Quote every line of the material beneath this one.

## DATA SUPPLIED
====================

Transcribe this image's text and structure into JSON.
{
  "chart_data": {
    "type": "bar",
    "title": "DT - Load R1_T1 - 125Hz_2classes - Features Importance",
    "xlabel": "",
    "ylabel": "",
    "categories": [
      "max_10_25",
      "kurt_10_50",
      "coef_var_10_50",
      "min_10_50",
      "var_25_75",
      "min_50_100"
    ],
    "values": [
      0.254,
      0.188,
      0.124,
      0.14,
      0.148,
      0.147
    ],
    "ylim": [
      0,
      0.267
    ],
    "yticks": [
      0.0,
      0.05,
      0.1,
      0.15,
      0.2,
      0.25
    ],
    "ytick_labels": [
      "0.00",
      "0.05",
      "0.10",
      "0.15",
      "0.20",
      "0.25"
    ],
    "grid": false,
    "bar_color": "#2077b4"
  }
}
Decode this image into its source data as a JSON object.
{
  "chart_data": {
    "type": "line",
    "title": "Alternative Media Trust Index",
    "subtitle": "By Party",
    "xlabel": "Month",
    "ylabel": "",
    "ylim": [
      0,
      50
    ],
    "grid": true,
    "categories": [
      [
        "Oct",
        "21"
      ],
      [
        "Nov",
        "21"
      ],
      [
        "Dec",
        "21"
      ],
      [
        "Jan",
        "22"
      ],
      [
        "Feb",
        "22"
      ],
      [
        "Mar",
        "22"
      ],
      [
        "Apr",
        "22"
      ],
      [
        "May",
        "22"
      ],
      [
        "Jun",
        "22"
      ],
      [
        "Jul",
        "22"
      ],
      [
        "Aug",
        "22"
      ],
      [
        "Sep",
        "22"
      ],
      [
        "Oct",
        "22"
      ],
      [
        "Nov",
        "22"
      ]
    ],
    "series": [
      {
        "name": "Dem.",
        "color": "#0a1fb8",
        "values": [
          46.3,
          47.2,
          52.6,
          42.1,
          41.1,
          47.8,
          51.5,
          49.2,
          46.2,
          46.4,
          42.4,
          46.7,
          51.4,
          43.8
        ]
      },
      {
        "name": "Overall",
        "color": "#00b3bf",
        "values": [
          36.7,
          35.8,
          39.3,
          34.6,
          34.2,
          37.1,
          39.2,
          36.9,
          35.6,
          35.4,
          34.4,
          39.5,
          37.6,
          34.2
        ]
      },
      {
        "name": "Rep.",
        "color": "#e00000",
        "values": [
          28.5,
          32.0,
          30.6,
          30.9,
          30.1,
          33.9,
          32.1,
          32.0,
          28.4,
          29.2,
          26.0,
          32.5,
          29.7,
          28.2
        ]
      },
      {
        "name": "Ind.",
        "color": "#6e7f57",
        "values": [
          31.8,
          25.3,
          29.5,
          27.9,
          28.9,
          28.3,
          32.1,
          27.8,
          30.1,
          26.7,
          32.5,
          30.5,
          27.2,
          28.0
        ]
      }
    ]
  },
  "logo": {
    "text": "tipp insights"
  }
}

====================

## EXERCISE ANSWER
Transcribe this image's text and structure into JSON.
{
  "chart_data": {
    "type": "bar",
    "title": "DT - Load R1_T1 - 125Hz_2classes - Features Importance",
    "xlabel": "",
    "ylabel": "",
    "categories": [
      "max_10_25",
      "kurt_10_50",
      "coef_var_10_50",
      "min_10_50",
      "var_25_75",
      "min_50_100"
    ],
    "values": [
      0.254,
      0.188,
      0.124,
      0.14,
      0.148,
      0.147
    ],
    "ylim": [
      0,
      0.267
    ],
    "yticks": [
      0.0,
      0.05,
      0.1,
      0.15,
      0.2,
      0.25
    ],
    "ytick_labels": [
      "0.00",
      "0.05",
      "0.10",
      "0.15",
      "0.20",
      "0.25"
    ],
    "grid": false,
    "bar_color": "#2077b4"
  }
}
Decode this image into its source data as a JSON object.
{
  "chart_data": {
    "type": "line",
    "title": "Alternative Media Trust Index",
    "subtitle": "By Party",
    "xlabel": "Month",
    "ylabel": "",
    "ylim": [
      0,
      50
    ],
    "grid": true,
    "categories": [
      [
        "Oct",
        "21"
      ],
      [
        "Nov",
        "21"
      ],
      [
        "Dec",
        "21"
      ],
      [
        "Jan",
        "22"
      ],
      [
        "Feb",
        "22"
      ],
      [
        "Mar",
        "22"
      ],
      [
        "Apr",
        "22"
      ],
      [
        "May",
        "22"
      ],
      [
        "Jun",
        "22"
      ],
      [
        "Jul",
        "22"
      ],
      [
        "Aug",
        "22"
      ],
      [
        "Sep",
        "22"
      ],
      [
        "Oct",
        "22"
      ],
      [
        "Nov",
        "22"
      ]
    ],
    "series": [
      {
        "name": "Dem.",
        "color": "#0a1fb8",
        "values": [
          46.3,
          47.2,
          52.6,
          42.1,
          41.1,
          47.8,
          51.5,
          49.2,
          46.2,
          46.4,
          42.4,
          46.7,
          51.4,
          43.8
        ]
      },
      {
        "name": "Overall",
        "color": "#00b3bf",
        "values": [
          36.7,
          35.8,
          39.3,
          34.6,
          34.2,
          37.1,
          39.2,
          36.9,
          35.6,
          35.4,
          34.4,
          39.5,
          37.6,
          34.2
        ]
      },
      {
        "name": "Rep.",
        "color": "#e00000",
        "values": [
          28.5,
          32.0,
          30.6,
          30.9,
          30.1,
          33.9,
          32.1,
          32.0,
          28.4,
          29.2,
          26.0,
          32.5,
          29.7,
          28.2
        ]
      },
      {
        "name": "Ind.",
        "color": "#6e7f57",
        "values": [
          31.8,
          25.3,
          29.5,
          27.9,
          28.9,
          28.3,
          32.1,
          27.8,
          30.1,
          26.7,
          32.5,
          30.5,
          27.2,
          28.0
        ]
      }
    ]
  },
  "logo": {
    "text": "tipp insights"
  }
}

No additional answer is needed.